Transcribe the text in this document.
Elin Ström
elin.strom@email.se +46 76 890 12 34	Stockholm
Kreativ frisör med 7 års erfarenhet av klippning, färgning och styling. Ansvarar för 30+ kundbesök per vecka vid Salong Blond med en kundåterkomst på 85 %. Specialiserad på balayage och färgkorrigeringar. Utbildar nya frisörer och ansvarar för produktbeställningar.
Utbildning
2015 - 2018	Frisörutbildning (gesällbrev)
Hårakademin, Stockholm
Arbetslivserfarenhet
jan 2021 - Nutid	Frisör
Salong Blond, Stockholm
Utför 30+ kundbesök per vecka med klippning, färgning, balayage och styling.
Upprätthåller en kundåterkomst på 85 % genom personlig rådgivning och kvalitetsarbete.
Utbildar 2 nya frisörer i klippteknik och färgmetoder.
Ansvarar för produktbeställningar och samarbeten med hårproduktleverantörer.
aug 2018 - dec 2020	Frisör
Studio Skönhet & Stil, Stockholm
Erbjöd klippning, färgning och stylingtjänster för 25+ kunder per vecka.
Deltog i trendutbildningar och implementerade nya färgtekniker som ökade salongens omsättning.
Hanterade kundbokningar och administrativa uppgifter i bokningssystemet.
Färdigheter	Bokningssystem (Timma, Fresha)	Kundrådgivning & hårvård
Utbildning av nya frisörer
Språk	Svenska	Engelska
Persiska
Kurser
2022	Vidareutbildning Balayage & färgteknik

************

- TASK DIRECTIONS: Look through the records for the word "kundåterkomst". Every line that has it should be copied.

- WRITTEN RESPONSE:
Kreativ frisör med 7 års erfarenhet av klippning, färgning och styling. Ansvarar för 30+ kundbesök per vecka vid Salong Blond med en kundåterkomst på 85 %. Specialiserad på balayage och färgkorrigeringar. Utbildar nya frisörer och ansvarar för produktbeställningar.
Upprätthåller en kundåterkomst på 85 % genom personlig rådgivning och kvalitetsarbete.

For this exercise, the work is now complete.